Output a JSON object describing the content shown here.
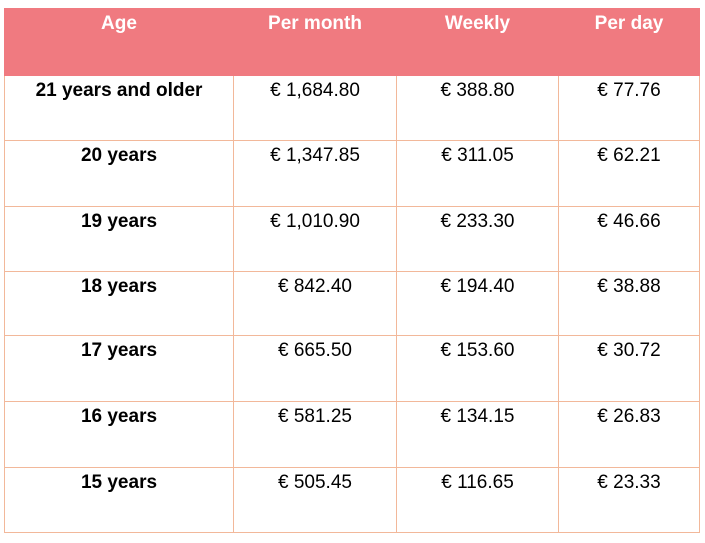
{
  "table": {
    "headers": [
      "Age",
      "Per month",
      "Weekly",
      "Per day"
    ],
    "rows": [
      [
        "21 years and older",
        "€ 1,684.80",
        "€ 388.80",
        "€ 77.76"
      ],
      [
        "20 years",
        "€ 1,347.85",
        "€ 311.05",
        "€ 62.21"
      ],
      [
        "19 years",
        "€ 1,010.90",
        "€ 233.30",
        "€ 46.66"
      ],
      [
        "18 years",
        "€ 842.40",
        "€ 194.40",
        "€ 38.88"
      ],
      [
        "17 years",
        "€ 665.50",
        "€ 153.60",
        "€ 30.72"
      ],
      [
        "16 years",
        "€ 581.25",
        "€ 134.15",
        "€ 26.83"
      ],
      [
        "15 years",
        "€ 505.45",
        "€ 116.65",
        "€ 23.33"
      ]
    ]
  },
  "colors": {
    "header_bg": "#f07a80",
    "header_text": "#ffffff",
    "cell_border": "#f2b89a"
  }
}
—————
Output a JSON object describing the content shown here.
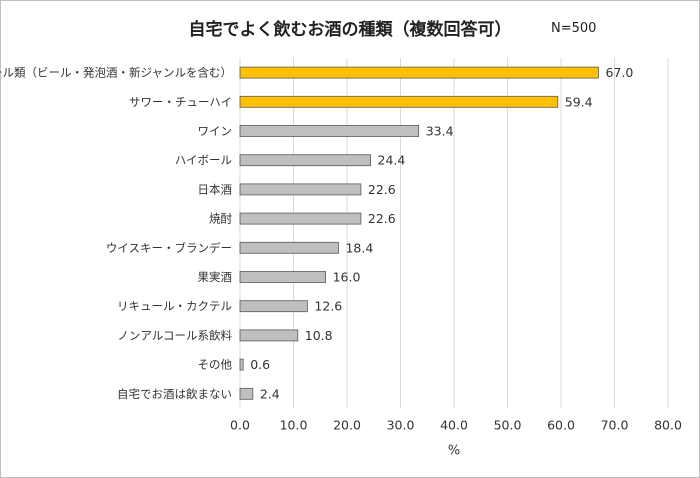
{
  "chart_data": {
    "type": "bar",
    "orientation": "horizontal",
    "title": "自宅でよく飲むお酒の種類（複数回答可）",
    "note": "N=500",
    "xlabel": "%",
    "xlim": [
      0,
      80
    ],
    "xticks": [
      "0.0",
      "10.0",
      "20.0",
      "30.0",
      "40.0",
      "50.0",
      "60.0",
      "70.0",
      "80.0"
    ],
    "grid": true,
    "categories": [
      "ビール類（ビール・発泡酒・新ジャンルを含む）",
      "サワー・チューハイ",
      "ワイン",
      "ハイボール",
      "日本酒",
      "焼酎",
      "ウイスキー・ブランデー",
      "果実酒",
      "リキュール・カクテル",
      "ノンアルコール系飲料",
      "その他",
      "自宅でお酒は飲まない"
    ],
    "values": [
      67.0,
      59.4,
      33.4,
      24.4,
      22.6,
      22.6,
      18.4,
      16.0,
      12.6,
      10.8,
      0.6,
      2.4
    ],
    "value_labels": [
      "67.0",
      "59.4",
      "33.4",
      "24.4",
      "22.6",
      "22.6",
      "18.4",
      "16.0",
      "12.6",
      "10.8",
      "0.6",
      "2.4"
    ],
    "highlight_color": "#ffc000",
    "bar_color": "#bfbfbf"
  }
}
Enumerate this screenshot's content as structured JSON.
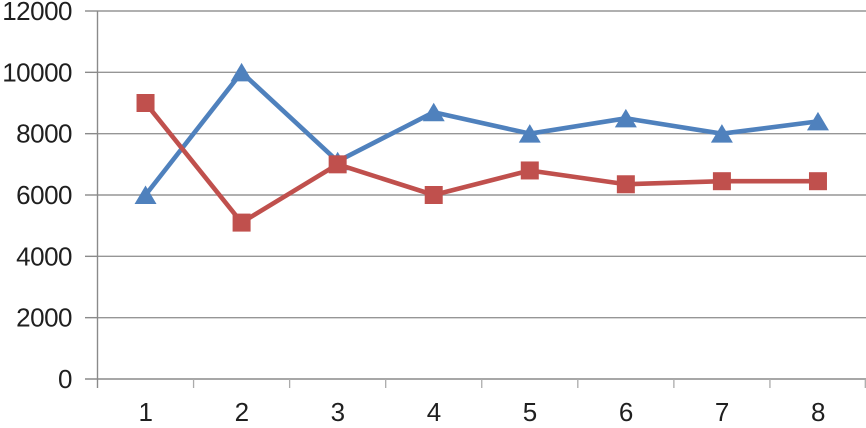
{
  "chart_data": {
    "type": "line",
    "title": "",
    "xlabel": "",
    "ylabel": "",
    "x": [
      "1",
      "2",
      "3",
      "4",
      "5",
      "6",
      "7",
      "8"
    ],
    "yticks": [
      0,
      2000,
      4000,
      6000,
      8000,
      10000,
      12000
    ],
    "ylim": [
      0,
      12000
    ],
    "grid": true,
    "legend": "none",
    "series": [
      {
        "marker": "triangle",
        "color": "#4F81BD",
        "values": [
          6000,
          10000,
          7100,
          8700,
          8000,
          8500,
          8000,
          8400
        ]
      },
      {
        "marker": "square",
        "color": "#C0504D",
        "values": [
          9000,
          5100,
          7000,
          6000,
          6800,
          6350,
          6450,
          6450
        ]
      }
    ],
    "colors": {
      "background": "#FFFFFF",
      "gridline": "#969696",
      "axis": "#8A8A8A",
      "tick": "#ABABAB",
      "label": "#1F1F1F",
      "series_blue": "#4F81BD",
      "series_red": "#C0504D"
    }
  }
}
—————
* [GIVEN TASK] Copy out every line holding the string "years".

* [THE SOLUTION]
        "21 years and older",
        "20 years",
        "19 years",
        "18 years",
        "17 years",
        "16 years",
        "15 years",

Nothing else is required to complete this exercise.